Data excerpts »
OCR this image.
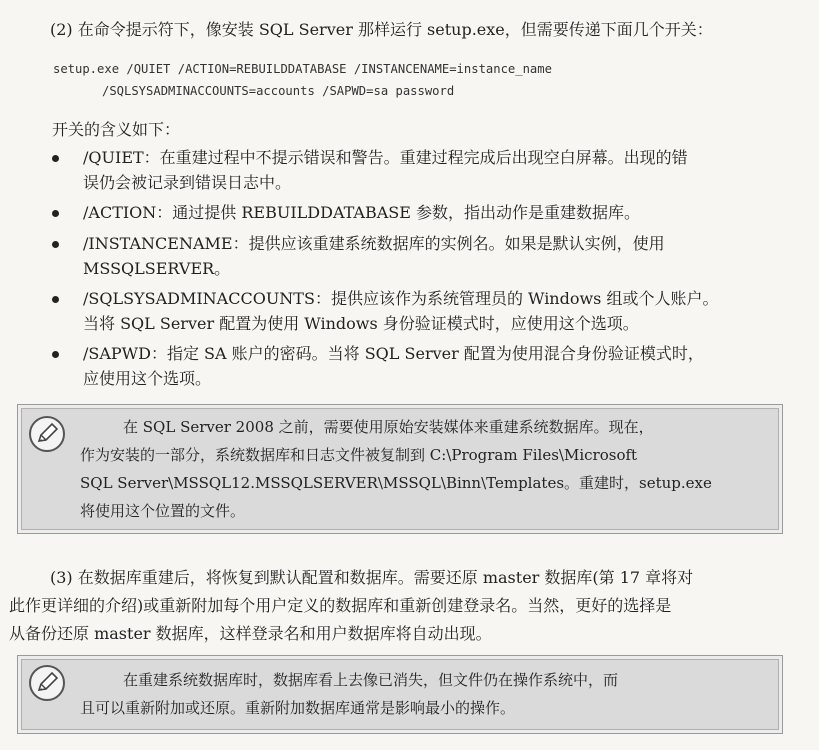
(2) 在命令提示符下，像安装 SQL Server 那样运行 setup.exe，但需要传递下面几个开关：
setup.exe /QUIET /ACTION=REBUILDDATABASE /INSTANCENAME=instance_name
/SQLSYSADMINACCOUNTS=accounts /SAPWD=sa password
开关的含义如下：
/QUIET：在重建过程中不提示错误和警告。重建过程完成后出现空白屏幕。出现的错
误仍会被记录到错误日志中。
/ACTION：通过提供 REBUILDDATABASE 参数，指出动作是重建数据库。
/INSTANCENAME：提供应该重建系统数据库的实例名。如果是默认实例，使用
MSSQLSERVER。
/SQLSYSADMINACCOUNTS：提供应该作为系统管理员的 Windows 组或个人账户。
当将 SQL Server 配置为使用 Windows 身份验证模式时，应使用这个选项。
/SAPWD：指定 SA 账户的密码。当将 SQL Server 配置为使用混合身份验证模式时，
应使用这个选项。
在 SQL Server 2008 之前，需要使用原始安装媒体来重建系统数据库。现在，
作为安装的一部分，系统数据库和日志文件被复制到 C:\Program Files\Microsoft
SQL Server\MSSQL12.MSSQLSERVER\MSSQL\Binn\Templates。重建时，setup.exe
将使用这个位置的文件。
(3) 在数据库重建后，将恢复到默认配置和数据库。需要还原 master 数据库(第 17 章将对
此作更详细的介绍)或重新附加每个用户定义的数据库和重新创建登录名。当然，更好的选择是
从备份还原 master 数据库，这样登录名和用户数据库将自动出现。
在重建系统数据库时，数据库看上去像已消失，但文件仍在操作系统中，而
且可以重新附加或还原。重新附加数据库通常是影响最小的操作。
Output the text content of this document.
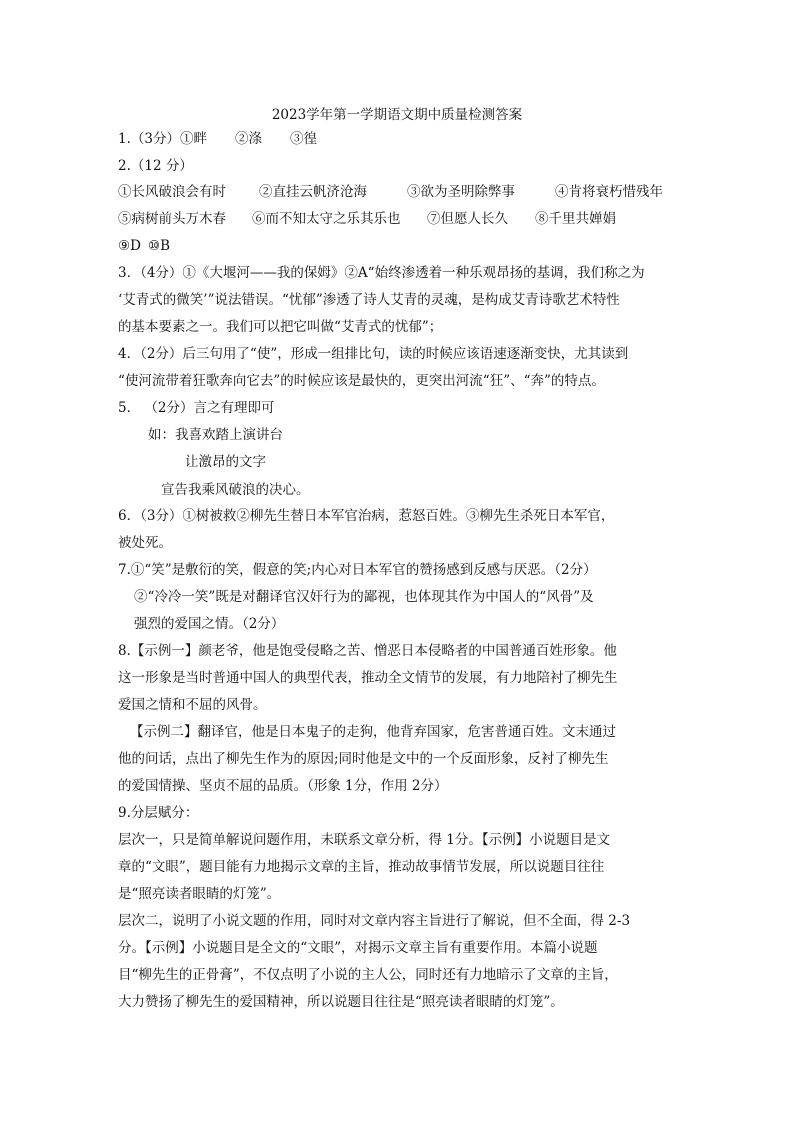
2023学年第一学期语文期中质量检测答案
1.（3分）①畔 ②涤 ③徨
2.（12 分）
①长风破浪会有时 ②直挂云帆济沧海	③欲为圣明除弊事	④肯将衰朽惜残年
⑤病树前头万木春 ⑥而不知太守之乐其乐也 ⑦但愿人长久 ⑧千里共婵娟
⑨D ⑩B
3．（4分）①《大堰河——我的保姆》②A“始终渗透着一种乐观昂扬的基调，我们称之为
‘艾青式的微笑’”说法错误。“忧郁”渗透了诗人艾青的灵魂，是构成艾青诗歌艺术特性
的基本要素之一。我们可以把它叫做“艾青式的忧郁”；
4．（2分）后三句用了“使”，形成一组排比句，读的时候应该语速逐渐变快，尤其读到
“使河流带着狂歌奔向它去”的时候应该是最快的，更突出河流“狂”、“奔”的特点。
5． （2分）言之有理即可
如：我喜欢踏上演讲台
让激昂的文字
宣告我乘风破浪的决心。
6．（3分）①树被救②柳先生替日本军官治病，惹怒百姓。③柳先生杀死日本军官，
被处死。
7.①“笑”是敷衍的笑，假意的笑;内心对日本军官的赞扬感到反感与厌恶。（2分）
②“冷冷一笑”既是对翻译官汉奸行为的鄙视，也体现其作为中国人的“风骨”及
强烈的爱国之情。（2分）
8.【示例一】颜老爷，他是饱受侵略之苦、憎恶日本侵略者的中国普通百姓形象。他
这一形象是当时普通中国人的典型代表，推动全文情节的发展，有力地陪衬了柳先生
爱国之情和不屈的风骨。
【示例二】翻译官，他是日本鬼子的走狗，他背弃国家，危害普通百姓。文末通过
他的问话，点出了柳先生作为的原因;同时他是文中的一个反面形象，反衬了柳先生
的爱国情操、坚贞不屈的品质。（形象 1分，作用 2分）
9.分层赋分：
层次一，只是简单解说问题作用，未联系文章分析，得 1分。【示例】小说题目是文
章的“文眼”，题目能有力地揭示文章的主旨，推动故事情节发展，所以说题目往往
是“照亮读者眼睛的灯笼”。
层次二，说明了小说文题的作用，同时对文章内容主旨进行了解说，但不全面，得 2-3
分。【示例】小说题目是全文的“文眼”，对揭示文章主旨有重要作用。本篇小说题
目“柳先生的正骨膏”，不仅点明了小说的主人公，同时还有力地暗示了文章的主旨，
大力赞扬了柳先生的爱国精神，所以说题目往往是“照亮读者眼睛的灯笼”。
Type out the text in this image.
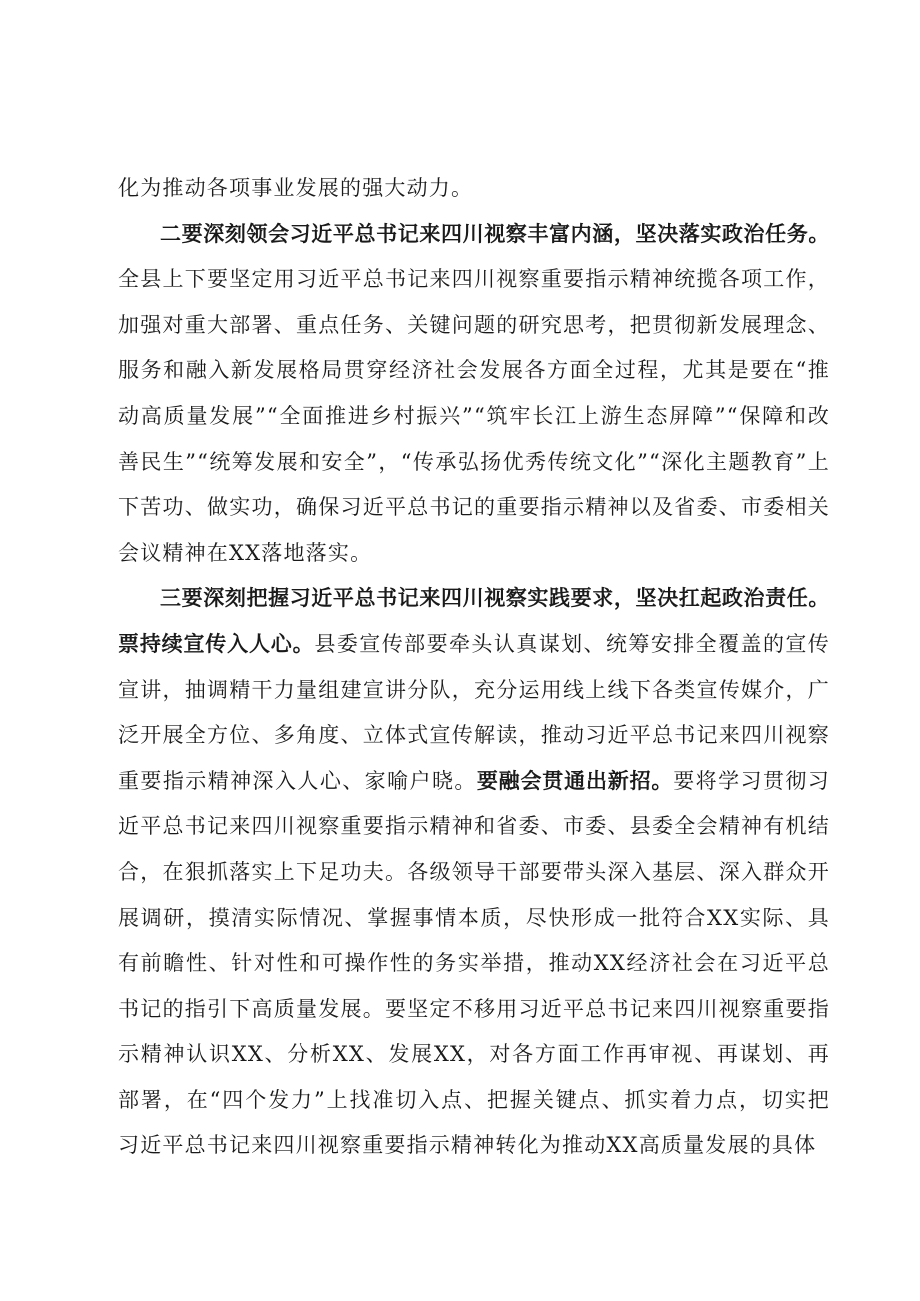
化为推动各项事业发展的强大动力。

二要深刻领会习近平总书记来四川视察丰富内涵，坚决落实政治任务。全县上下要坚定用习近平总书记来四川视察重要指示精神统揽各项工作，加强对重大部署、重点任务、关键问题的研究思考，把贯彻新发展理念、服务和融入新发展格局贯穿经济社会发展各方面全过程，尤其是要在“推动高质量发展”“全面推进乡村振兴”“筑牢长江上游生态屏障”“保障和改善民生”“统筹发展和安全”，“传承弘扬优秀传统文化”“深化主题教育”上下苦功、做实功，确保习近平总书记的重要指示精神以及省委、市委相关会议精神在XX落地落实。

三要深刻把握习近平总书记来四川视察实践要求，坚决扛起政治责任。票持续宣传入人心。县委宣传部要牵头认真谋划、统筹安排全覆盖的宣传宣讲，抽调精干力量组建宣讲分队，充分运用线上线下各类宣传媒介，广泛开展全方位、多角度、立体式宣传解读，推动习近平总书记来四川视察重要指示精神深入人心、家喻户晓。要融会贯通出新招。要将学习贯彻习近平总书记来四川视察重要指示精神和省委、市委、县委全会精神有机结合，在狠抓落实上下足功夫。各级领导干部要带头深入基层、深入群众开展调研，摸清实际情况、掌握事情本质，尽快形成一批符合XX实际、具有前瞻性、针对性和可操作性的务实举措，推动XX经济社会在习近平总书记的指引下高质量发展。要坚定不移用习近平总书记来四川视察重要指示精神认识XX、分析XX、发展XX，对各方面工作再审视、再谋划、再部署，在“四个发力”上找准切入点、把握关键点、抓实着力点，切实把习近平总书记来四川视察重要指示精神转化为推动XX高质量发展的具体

Written exercise »
Copy out all the data exactly; skip the pictures.

Complete output »
OCR this image.
(2) 在命令提示符下，像安装 SQL Server 那样运行 setup.exe，但需要传递下面几个开关：
setup.exe /QUIET /ACTION=REBUILDDATABASE /INSTANCENAME=instance_name
/SQLSYSADMINACCOUNTS=accounts /SAPWD=sa password
开关的含义如下：
/QUIET：在重建过程中不提示错误和警告。重建过程完成后出现空白屏幕。出现的错
误仍会被记录到错误日志中。
/ACTION：通过提供 REBUILDDATABASE 参数，指出动作是重建数据库。
/INSTANCENAME：提供应该重建系统数据库的实例名。如果是默认实例，使用
MSSQLSERVER。
/SQLSYSADMINACCOUNTS：提供应该作为系统管理员的 Windows 组或个人账户。
当将 SQL Server 配置为使用 Windows 身份验证模式时，应使用这个选项。
/SAPWD：指定 SA 账户的密码。当将 SQL Server 配置为使用混合身份验证模式时，
应使用这个选项。
在 SQL Server 2008 之前，需要使用原始安装媒体来重建系统数据库。现在，
作为安装的一部分，系统数据库和日志文件被复制到 C:\Program Files\Microsoft
SQL Server\MSSQL12.MSSQLSERVER\MSSQL\Binn\Templates。重建时，setup.exe
将使用这个位置的文件。
(3) 在数据库重建后，将恢复到默认配置和数据库。需要还原 master 数据库(第 17 章将对
此作更详细的介绍)或重新附加每个用户定义的数据库和重新创建登录名。当然，更好的选择是
从备份还原 master 数据库，这样登录名和用户数据库将自动出现。
在重建系统数据库时，数据库看上去像已消失，但文件仍在操作系统中，而
且可以重新附加或还原。重新附加数据库通常是影响最小的操作。
Output the text content of this document.
2023学年第一学期语文期中质量检测答案
1.（3分）①畔 ②涤 ③徨
2.（12 分）
①长风破浪会有时 ②直挂云帆济沧海	③欲为圣明除弊事	④肯将衰朽惜残年
⑤病树前头万木春 ⑥而不知太守之乐其乐也 ⑦但愿人长久 ⑧千里共婵娟
⑨D ⑩B
3．（4分）①《大堰河——我的保姆》②A“始终渗透着一种乐观昂扬的基调，我们称之为
‘艾青式的微笑’”说法错误。“忧郁”渗透了诗人艾青的灵魂，是构成艾青诗歌艺术特性
的基本要素之一。我们可以把它叫做“艾青式的忧郁”；
4．（2分）后三句用了“使”，形成一组排比句，读的时候应该语速逐渐变快，尤其读到
“使河流带着狂歌奔向它去”的时候应该是最快的，更突出河流“狂”、“奔”的特点。
5． （2分）言之有理即可
如：我喜欢踏上演讲台
让激昂的文字
宣告我乘风破浪的决心。
6．（3分）①树被救②柳先生替日本军官治病，惹怒百姓。③柳先生杀死日本军官，
被处死。
7.①“笑”是敷衍的笑，假意的笑;内心对日本军官的赞扬感到反感与厌恶。（2分）
②“冷冷一笑”既是对翻译官汉奸行为的鄙视，也体现其作为中国人的“风骨”及
强烈的爱国之情。（2分）
8.【示例一】颜老爷，他是饱受侵略之苦、憎恶日本侵略者的中国普通百姓形象。他
这一形象是当时普通中国人的典型代表，推动全文情节的发展，有力地陪衬了柳先生
爱国之情和不屈的风骨。
【示例二】翻译官，他是日本鬼子的走狗，他背弃国家，危害普通百姓。文末通过
他的问话，点出了柳先生作为的原因;同时他是文中的一个反面形象，反衬了柳先生
的爱国情操、坚贞不屈的品质。（形象 1分，作用 2分）
9.分层赋分：
层次一，只是简单解说问题作用，未联系文章分析，得 1分。【示例】小说题目是文
章的“文眼”，题目能有力地揭示文章的主旨，推动故事情节发展，所以说题目往往
是“照亮读者眼睛的灯笼”。
层次二，说明了小说文题的作用，同时对文章内容主旨进行了解说，但不全面，得 2-3
分。【示例】小说题目是全文的“文眼”，对揭示文章主旨有重要作用。本篇小说题
目“柳先生的正骨膏”，不仅点明了小说的主人公，同时还有力地暗示了文章的主旨，
大力赞扬了柳先生的爱国精神，所以说题目往往是“照亮读者眼睛的灯笼”。
Type out the text in this image.
化为推动各项事业发展的强大动力。

二要深刻领会习近平总书记来四川视察丰富内涵，坚决落实政治任务。全县上下要坚定用习近平总书记来四川视察重要指示精神统揽各项工作，加强对重大部署、重点任务、关键问题的研究思考，把贯彻新发展理念、服务和融入新发展格局贯穿经济社会发展各方面全过程，尤其是要在“推动高质量发展”“全面推进乡村振兴”“筑牢长江上游生态屏障”“保障和改善民生”“统筹发展和安全”，“传承弘扬优秀传统文化”“深化主题教育”上下苦功、做实功，确保习近平总书记的重要指示精神以及省委、市委相关会议精神在XX落地落实。

三要深刻把握习近平总书记来四川视察实践要求，坚决扛起政治责任。票持续宣传入人心。县委宣传部要牵头认真谋划、统筹安排全覆盖的宣传宣讲，抽调精干力量组建宣讲分队，充分运用线上线下各类宣传媒介，广泛开展全方位、多角度、立体式宣传解读，推动习近平总书记来四川视察重要指示精神深入人心、家喻户晓。要融会贯通出新招。要将学习贯彻习近平总书记来四川视察重要指示精神和省委、市委、县委全会精神有机结合，在狠抓落实上下足功夫。各级领导干部要带头深入基层、深入群众开展调研，摸清实际情况、掌握事情本质，尽快形成一批符合XX实际、具有前瞻性、针对性和可操作性的务实举措，推动XX经济社会在习近平总书记的指引下高质量发展。要坚定不移用习近平总书记来四川视察重要指示精神认识XX、分析XX、发展XX，对各方面工作再审视、再谋划、再部署，在“四个发力”上找准切入点、把握关键点、抓实着力点，切实把习近平总书记来四川视察重要指示精神转化为推动XX高质量发展的具体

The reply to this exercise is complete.